(Recorded data)
==*==

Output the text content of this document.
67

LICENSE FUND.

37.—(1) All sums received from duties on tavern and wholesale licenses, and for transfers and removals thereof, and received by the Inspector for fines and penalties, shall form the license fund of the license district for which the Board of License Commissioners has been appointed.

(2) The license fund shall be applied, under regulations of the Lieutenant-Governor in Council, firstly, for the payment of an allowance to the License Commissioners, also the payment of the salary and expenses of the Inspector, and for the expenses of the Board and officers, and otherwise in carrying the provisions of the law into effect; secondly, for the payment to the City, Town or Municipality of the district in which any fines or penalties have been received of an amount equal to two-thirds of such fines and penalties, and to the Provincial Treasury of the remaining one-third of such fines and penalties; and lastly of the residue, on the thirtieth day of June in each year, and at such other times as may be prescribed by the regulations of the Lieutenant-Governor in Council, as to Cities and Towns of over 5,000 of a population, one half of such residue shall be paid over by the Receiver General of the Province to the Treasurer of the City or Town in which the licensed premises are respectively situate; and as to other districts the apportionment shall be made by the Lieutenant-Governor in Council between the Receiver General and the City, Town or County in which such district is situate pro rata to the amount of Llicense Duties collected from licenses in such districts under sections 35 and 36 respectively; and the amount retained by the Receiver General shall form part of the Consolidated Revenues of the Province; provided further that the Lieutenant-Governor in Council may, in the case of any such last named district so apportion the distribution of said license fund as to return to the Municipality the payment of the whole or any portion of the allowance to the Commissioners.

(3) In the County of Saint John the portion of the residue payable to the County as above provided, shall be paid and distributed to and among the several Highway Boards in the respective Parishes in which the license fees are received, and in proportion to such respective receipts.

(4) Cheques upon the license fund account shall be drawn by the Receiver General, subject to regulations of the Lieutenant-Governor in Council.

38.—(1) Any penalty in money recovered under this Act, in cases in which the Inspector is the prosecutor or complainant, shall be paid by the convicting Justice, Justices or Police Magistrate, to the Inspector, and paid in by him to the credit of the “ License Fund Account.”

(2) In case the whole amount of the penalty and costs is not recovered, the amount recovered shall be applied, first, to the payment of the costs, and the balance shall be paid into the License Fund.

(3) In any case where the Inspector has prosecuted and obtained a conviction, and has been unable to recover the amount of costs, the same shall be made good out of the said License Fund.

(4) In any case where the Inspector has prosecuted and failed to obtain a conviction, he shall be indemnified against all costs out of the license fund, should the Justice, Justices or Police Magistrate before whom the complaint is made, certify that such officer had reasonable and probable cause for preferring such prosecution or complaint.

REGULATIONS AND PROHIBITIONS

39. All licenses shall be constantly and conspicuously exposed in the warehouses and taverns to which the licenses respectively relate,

==*==

Written exercise =
Write the entire listing out again, word for word.

Task solution =
Output the text content of this document.
67

LICENSE FUND.

37.—(1) All sums received from duties on tavern and wholesale licenses, and for transfers and removals thereof, and received by the Inspector for fines and penalties, shall form the license fund of the license district for which the Board of License Commissioners has been appointed.

(2) The license fund shall be applied, under regulations of the Lieutenant-Governor in Council, firstly, for the payment of an allowance to the License Commissioners, also the payment of the salary and expenses of the Inspector, and for the expenses of the Board and officers, and otherwise in carrying the provisions of the law into effect; secondly, for the payment to the City, Town or Municipality of the district in which any fines or penalties have been received of an amount equal to two-thirds of such fines and penalties, and to the Provincial Treasury of the remaining one-third of such fines and penalties; and lastly of the residue, on the thirtieth day of June in each year, and at such other times as may be prescribed by the regulations of the Lieutenant-Governor in Council, as to Cities and Towns of over 5,000 of a population, one half of such residue shall be paid over by the Receiver General of the Province to the Treasurer of the City or Town in which the licensed premises are respectively situate; and as to other districts the apportionment shall be made by the Lieutenant-Governor in Council between the Receiver General and the City, Town or County in which such district is situate pro rata to the amount of Llicense Duties collected from licenses in such districts under sections 35 and 36 respectively; and the amount retained by the Receiver General shall form part of the Consolidated Revenues of the Province; provided further that the Lieutenant-Governor in Council may, in the case of any such last named district so apportion the distribution of said license fund as to return to the Municipality the payment of the whole or any portion of the allowance to the Commissioners.

(3) In the County of Saint John the portion of the residue payable to the County as above provided, shall be paid and distributed to and among the several Highway Boards in the respective Parishes in which the license fees are received, and in proportion to such respective receipts.

(4) Cheques upon the license fund account shall be drawn by the Receiver General, subject to regulations of the Lieutenant-Governor in Council.

38.—(1) Any penalty in money recovered under this Act, in cases in which the Inspector is the prosecutor or complainant, shall be paid by the convicting Justice, Justices or Police Magistrate, to the Inspector, and paid in by him to the credit of the “ License Fund Account.”

(2) In case the whole amount of the penalty and costs is not recovered, the amount recovered shall be applied, first, to the payment of the costs, and the balance shall be paid into the License Fund.

(3) In any case where the Inspector has prosecuted and obtained a conviction, and has been unable to recover the amount of costs, the same shall be made good out of the said License Fund.

(4) In any case where the Inspector has prosecuted and failed to obtain a conviction, he shall be indemnified against all costs out of the license fund, should the Justice, Justices or Police Magistrate before whom the complaint is made, certify that such officer had reasonable and probable cause for preferring such prosecution or complaint.

REGULATIONS AND PROHIBITIONS

39. All licenses shall be constantly and conspicuously exposed in the warehouses and taverns to which the licenses respectively relate,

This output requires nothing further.